**TASK BRIEF:** Each line below should be quoted exactly, please.

**RAW DATA:**

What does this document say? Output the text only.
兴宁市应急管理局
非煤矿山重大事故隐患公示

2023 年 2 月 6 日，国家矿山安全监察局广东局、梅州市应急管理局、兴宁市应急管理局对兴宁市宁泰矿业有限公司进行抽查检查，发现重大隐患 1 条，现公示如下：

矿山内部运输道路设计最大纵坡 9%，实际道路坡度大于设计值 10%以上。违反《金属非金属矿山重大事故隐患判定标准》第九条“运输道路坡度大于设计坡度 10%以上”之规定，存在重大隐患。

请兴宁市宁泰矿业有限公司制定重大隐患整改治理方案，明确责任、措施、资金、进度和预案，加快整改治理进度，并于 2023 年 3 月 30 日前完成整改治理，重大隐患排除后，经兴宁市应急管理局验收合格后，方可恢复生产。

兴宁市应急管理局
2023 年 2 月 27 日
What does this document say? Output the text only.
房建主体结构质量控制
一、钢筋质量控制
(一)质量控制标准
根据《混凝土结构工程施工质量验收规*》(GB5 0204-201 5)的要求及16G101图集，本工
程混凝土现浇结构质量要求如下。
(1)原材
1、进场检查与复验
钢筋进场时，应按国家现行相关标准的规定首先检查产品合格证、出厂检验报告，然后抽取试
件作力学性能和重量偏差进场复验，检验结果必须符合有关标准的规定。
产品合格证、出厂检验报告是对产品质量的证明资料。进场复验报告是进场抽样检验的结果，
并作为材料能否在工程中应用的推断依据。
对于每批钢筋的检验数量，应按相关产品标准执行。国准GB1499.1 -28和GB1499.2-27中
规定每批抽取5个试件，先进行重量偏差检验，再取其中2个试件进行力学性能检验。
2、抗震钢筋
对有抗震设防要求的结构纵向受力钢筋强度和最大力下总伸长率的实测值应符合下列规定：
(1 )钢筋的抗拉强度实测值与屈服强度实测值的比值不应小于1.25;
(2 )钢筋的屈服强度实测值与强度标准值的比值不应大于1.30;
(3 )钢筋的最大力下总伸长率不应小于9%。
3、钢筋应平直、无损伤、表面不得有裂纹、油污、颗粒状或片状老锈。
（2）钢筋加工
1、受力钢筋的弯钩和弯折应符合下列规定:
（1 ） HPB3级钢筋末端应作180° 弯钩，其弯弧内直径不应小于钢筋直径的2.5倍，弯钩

**FULL ANSWER:**
What does this document say? Output the text only.
兴宁市应急管理局
非煤矿山重大事故隐患公示

2023 年 2 月 6 日，国家矿山安全监察局广东局、梅州市应急管理局、兴宁市应急管理局对兴宁市宁泰矿业有限公司进行抽查检查，发现重大隐患 1 条，现公示如下：

矿山内部运输道路设计最大纵坡 9%，实际道路坡度大于设计值 10%以上。违反《金属非金属矿山重大事故隐患判定标准》第九条“运输道路坡度大于设计坡度 10%以上”之规定，存在重大隐患。

请兴宁市宁泰矿业有限公司制定重大隐患整改治理方案，明确责任、措施、资金、进度和预案，加快整改治理进度，并于 2023 年 3 月 30 日前完成整改治理，重大隐患排除后，经兴宁市应急管理局验收合格后，方可恢复生产。

兴宁市应急管理局
2023 年 2 月 27 日
What does this document say? Output the text only.
房建主体结构质量控制
一、钢筋质量控制
(一)质量控制标准
根据《混凝土结构工程施工质量验收规*》(GB5 0204-201 5)的要求及16G101图集，本工
程混凝土现浇结构质量要求如下。
(1)原材
1、进场检查与复验
钢筋进场时，应按国家现行相关标准的规定首先检查产品合格证、出厂检验报告，然后抽取试
件作力学性能和重量偏差进场复验，检验结果必须符合有关标准的规定。
产品合格证、出厂检验报告是对产品质量的证明资料。进场复验报告是进场抽样检验的结果，
并作为材料能否在工程中应用的推断依据。
对于每批钢筋的检验数量，应按相关产品标准执行。国准GB1499.1 -28和GB1499.2-27中
规定每批抽取5个试件，先进行重量偏差检验，再取其中2个试件进行力学性能检验。
2、抗震钢筋
对有抗震设防要求的结构纵向受力钢筋强度和最大力下总伸长率的实测值应符合下列规定：
(1 )钢筋的抗拉强度实测值与屈服强度实测值的比值不应小于1.25;
(2 )钢筋的屈服强度实测值与强度标准值的比值不应大于1.30;
(3 )钢筋的最大力下总伸长率不应小于9%。
3、钢筋应平直、无损伤、表面不得有裂纹、油污、颗粒状或片状老锈。
（2）钢筋加工
1、受力钢筋的弯钩和弯折应符合下列规定:
（1 ） HPB3级钢筋末端应作180° 弯钩，其弯弧内直径不应小于钢筋直径的2.5倍，弯钩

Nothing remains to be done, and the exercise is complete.